◆ Required work
Take each line that has the word "lines" and return it.

═════ Task input

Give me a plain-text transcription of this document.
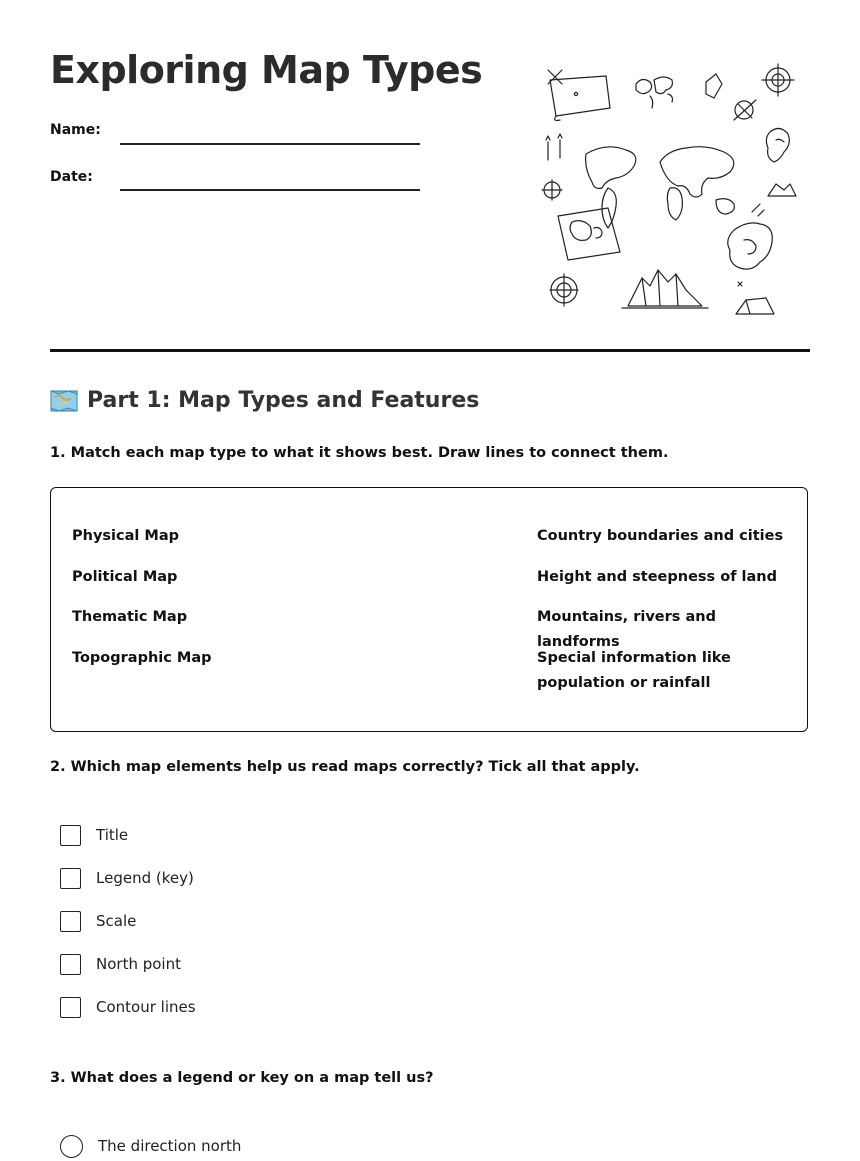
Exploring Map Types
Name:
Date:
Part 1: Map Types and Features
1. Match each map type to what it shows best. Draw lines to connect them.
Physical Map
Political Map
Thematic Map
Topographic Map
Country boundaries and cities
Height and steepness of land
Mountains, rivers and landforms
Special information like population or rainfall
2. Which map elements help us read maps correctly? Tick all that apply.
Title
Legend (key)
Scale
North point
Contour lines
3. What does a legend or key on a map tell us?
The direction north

══════════

◆ Solution for this exercise
1. Match each map type to what it shows best. Draw lines to connect them.
Contour lines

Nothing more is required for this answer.